++++ STORED ROWS ++++
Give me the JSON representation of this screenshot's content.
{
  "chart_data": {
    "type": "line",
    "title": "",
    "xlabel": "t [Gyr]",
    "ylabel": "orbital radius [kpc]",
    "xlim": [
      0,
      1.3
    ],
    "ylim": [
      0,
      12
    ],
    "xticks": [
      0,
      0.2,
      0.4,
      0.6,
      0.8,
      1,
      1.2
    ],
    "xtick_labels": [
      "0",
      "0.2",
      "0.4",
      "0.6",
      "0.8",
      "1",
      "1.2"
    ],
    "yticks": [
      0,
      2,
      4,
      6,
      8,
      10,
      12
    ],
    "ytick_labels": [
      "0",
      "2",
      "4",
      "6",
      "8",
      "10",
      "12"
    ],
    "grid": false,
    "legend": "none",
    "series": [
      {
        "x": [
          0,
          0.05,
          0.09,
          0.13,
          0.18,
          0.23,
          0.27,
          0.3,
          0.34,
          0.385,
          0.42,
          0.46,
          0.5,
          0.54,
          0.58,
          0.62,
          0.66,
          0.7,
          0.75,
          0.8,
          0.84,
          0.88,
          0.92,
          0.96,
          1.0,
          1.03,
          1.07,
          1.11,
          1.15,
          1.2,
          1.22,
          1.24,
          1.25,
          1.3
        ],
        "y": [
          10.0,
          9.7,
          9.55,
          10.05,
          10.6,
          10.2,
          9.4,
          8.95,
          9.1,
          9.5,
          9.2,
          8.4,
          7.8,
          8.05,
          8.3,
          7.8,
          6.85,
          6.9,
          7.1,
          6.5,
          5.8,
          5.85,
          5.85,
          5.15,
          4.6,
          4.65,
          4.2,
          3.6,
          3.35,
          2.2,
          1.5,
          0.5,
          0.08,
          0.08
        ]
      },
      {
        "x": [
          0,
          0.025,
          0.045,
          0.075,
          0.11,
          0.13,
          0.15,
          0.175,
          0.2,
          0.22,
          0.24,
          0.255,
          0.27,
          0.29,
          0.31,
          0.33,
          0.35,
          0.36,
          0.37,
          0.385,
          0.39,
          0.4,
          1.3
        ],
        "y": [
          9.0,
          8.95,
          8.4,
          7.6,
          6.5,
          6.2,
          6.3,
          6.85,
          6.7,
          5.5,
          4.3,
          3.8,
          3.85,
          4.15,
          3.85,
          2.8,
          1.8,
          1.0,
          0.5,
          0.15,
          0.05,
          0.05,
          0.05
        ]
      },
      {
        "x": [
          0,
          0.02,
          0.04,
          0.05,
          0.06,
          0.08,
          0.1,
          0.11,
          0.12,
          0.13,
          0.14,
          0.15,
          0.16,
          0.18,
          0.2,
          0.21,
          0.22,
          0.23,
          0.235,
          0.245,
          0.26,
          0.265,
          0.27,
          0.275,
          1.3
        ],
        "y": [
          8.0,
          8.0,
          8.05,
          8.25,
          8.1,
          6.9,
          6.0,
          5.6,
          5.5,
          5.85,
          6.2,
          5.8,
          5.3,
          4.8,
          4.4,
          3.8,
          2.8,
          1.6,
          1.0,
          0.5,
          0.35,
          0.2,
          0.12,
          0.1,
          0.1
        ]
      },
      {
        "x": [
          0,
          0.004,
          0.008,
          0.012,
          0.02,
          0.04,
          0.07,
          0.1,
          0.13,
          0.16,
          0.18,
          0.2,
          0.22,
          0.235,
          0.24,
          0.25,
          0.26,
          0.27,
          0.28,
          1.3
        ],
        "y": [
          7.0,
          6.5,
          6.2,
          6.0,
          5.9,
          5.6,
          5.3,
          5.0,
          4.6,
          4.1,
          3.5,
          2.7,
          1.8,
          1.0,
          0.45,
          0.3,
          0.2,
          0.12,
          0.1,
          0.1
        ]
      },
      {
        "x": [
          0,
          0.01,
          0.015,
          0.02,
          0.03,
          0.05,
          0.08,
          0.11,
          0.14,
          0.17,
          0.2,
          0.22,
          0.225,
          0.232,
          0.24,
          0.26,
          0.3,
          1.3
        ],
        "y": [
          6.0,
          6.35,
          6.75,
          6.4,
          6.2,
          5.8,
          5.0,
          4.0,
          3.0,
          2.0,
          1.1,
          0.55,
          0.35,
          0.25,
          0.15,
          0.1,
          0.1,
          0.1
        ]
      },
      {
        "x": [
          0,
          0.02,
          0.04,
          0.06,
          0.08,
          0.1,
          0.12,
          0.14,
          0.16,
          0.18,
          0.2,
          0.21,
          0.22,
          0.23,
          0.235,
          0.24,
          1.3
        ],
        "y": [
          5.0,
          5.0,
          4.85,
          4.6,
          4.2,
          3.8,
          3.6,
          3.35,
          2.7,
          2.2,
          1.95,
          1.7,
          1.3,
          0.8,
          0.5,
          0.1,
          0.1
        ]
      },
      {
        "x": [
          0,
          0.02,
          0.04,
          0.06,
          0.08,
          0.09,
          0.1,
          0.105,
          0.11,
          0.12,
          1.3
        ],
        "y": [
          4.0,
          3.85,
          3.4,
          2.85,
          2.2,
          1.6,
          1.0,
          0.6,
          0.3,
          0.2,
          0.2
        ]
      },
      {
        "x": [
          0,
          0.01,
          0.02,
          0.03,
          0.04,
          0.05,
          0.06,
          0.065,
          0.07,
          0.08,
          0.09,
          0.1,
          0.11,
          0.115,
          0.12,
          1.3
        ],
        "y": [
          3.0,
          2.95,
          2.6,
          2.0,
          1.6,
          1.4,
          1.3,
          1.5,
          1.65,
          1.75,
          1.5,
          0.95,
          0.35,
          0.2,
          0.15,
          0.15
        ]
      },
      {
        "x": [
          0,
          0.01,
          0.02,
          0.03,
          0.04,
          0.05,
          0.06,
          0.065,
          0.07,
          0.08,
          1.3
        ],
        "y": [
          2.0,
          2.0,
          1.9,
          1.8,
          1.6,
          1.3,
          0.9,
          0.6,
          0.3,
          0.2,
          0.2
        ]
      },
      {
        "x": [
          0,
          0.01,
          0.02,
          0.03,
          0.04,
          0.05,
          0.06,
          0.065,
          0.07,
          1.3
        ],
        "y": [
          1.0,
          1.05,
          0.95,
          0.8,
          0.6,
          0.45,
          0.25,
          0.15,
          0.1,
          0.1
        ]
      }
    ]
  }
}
++++
* [PROBLEM STATEMENT]:
Make an exact copy of the data above.

* [REPLY TO THE TASK]:
Give me the JSON representation of this screenshot's content.
{
  "chart_data": {
    "type": "line",
    "title": "",
    "xlabel": "t [Gyr]",
    "ylabel": "orbital radius [kpc]",
    "xlim": [
      0,
      1.3
    ],
    "ylim": [
      0,
      12
    ],
    "xticks": [
      0,
      0.2,
      0.4,
      0.6,
      0.8,
      1,
      1.2
    ],
    "xtick_labels": [
      "0",
      "0.2",
      "0.4",
      "0.6",
      "0.8",
      "1",
      "1.2"
    ],
    "yticks": [
      0,
      2,
      4,
      6,
      8,
      10,
      12
    ],
    "ytick_labels": [
      "0",
      "2",
      "4",
      "6",
      "8",
      "10",
      "12"
    ],
    "grid": false,
    "legend": "none",
    "series": [
      {
        "x": [
          0,
          0.05,
          0.09,
          0.13,
          0.18,
          0.23,
          0.27,
          0.3,
          0.34,
          0.385,
          0.42,
          0.46,
          0.5,
          0.54,
          0.58,
          0.62,
          0.66,
          0.7,
          0.75,
          0.8,
          0.84,
          0.88,
          0.92,
          0.96,
          1.0,
          1.03,
          1.07,
          1.11,
          1.15,
          1.2,
          1.22,
          1.24,
          1.25,
          1.3
        ],
        "y": [
          10.0,
          9.7,
          9.55,
          10.05,
          10.6,
          10.2,
          9.4,
          8.95,
          9.1,
          9.5,
          9.2,
          8.4,
          7.8,
          8.05,
          8.3,
          7.8,
          6.85,
          6.9,
          7.1,
          6.5,
          5.8,
          5.85,
          5.85,
          5.15,
          4.6,
          4.65,
          4.2,
          3.6,
          3.35,
          2.2,
          1.5,
          0.5,
          0.08,
          0.08
        ]
      },
      {
        "x": [
          0,
          0.025,
          0.045,
          0.075,
          0.11,
          0.13,
          0.15,
          0.175,
          0.2,
          0.22,
          0.24,
          0.255,
          0.27,
          0.29,
          0.31,
          0.33,
          0.35,
          0.36,
          0.37,
          0.385,
          0.39,
          0.4,
          1.3
        ],
        "y": [
          9.0,
          8.95,
          8.4,
          7.6,
          6.5,
          6.2,
          6.3,
          6.85,
          6.7,
          5.5,
          4.3,
          3.8,
          3.85,
          4.15,
          3.85,
          2.8,
          1.8,
          1.0,
          0.5,
          0.15,
          0.05,
          0.05,
          0.05
        ]
      },
      {
        "x": [
          0,
          0.02,
          0.04,
          0.05,
          0.06,
          0.08,
          0.1,
          0.11,
          0.12,
          0.13,
          0.14,
          0.15,
          0.16,
          0.18,
          0.2,
          0.21,
          0.22,
          0.23,
          0.235,
          0.245,
          0.26,
          0.265,
          0.27,
          0.275,
          1.3
        ],
        "y": [
          8.0,
          8.0,
          8.05,
          8.25,
          8.1,
          6.9,
          6.0,
          5.6,
          5.5,
          5.85,
          6.2,
          5.8,
          5.3,
          4.8,
          4.4,
          3.8,
          2.8,
          1.6,
          1.0,
          0.5,
          0.35,
          0.2,
          0.12,
          0.1,
          0.1
        ]
      },
      {
        "x": [
          0,
          0.004,
          0.008,
          0.012,
          0.02,
          0.04,
          0.07,
          0.1,
          0.13,
          0.16,
          0.18,
          0.2,
          0.22,
          0.235,
          0.24,
          0.25,
          0.26,
          0.27,
          0.28,
          1.3
        ],
        "y": [
          7.0,
          6.5,
          6.2,
          6.0,
          5.9,
          5.6,
          5.3,
          5.0,
          4.6,
          4.1,
          3.5,
          2.7,
          1.8,
          1.0,
          0.45,
          0.3,
          0.2,
          0.12,
          0.1,
          0.1
        ]
      },
      {
        "x": [
          0,
          0.01,
          0.015,
          0.02,
          0.03,
          0.05,
          0.08,
          0.11,
          0.14,
          0.17,
          0.2,
          0.22,
          0.225,
          0.232,
          0.24,
          0.26,
          0.3,
          1.3
        ],
        "y": [
          6.0,
          6.35,
          6.75,
          6.4,
          6.2,
          5.8,
          5.0,
          4.0,
          3.0,
          2.0,
          1.1,
          0.55,
          0.35,
          0.25,
          0.15,
          0.1,
          0.1,
          0.1
        ]
      },
      {
        "x": [
          0,
          0.02,
          0.04,
          0.06,
          0.08,
          0.1,
          0.12,
          0.14,
          0.16,
          0.18,
          0.2,
          0.21,
          0.22,
          0.23,
          0.235,
          0.24,
          1.3
        ],
        "y": [
          5.0,
          5.0,
          4.85,
          4.6,
          4.2,
          3.8,
          3.6,
          3.35,
          2.7,
          2.2,
          1.95,
          1.7,
          1.3,
          0.8,
          0.5,
          0.1,
          0.1
        ]
      },
      {
        "x": [
          0,
          0.02,
          0.04,
          0.06,
          0.08,
          0.09,
          0.1,
          0.105,
          0.11,
          0.12,
          1.3
        ],
        "y": [
          4.0,
          3.85,
          3.4,
          2.85,
          2.2,
          1.6,
          1.0,
          0.6,
          0.3,
          0.2,
          0.2
        ]
      },
      {
        "x": [
          0,
          0.01,
          0.02,
          0.03,
          0.04,
          0.05,
          0.06,
          0.065,
          0.07,
          0.08,
          0.09,
          0.1,
          0.11,
          0.115,
          0.12,
          1.3
        ],
        "y": [
          3.0,
          2.95,
          2.6,
          2.0,
          1.6,
          1.4,
          1.3,
          1.5,
          1.65,
          1.75,
          1.5,
          0.95,
          0.35,
          0.2,
          0.15,
          0.15
        ]
      },
      {
        "x": [
          0,
          0.01,
          0.02,
          0.03,
          0.04,
          0.05,
          0.06,
          0.065,
          0.07,
          0.08,
          1.3
        ],
        "y": [
          2.0,
          2.0,
          1.9,
          1.8,
          1.6,
          1.3,
          0.9,
          0.6,
          0.3,
          0.2,
          0.2
        ]
      },
      {
        "x": [
          0,
          0.01,
          0.02,
          0.03,
          0.04,
          0.05,
          0.06,
          0.065,
          0.07,
          1.3
        ],
        "y": [
          1.0,
          1.05,
          0.95,
          0.8,
          0.6,
          0.45,
          0.25,
          0.15,
          0.1,
          0.1
        ]
      }
    ]
  }
}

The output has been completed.